## What the task asks:
Locate the lines where "value" occurs and copy them as they stand.
......
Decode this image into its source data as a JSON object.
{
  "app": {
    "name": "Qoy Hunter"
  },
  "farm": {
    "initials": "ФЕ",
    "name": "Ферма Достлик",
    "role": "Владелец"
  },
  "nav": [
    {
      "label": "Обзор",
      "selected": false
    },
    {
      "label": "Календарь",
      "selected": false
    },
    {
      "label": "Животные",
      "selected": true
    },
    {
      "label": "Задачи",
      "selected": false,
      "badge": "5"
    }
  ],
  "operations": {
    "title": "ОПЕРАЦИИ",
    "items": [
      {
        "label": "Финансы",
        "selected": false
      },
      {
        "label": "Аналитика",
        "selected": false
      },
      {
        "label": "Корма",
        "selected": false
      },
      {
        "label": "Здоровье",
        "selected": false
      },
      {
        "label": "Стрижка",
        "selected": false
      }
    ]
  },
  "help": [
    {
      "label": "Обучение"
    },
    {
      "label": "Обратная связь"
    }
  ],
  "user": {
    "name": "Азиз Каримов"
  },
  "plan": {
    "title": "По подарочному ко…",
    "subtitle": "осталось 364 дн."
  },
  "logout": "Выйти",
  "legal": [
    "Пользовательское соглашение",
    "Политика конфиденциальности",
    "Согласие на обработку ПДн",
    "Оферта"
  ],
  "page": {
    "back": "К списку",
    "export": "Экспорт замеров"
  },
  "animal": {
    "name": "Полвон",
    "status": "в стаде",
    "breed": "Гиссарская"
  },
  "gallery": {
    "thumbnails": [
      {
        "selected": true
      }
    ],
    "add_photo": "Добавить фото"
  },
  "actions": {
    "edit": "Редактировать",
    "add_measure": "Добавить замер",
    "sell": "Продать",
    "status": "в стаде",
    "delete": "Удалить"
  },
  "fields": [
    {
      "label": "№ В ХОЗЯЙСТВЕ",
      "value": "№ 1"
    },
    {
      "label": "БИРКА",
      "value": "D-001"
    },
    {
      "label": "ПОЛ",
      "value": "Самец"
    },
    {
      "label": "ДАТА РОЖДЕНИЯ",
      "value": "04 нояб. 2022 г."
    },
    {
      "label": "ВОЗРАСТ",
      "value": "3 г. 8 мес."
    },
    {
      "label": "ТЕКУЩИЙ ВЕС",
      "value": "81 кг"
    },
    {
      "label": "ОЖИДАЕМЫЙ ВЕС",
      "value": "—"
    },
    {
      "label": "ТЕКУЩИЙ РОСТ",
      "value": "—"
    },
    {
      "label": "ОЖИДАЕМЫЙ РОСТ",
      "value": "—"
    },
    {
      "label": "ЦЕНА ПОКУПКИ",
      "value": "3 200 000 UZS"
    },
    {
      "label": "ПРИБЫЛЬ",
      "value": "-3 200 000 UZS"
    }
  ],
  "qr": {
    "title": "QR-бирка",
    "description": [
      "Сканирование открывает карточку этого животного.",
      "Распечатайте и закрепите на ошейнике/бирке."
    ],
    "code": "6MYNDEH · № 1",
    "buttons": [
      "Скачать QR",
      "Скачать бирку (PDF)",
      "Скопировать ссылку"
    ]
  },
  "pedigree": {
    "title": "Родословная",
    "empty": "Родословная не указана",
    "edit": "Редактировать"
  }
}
......
## Finished task:
      "value": "№ 1"
      "value": "D-001"
      "value": "Самец"
      "value": "04 нояб. 2022 г."
      "value": "3 г. 8 мес."
      "value": "81 кг"
      "value": "—"
      "value": "—"
      "value": "—"
      "value": "3 200 000 UZS"
      "value": "-3 200 000 UZS"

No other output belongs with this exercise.